## Work instructions:
Out of all the lines below, count those with the word "survey". Give the number only.

--- Start ---

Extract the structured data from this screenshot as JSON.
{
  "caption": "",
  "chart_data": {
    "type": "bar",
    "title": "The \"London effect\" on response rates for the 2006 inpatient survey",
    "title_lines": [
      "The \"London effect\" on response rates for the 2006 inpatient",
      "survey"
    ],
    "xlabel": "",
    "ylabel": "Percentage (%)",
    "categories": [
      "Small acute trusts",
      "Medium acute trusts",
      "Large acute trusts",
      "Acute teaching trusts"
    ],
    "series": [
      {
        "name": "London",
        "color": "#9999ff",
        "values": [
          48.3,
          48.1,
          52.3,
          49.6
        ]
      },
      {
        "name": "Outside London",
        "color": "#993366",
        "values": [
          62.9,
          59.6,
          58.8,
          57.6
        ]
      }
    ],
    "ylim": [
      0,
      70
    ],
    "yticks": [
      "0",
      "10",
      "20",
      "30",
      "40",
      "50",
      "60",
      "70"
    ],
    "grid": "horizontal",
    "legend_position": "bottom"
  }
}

--- End ---

## Output for this task:
2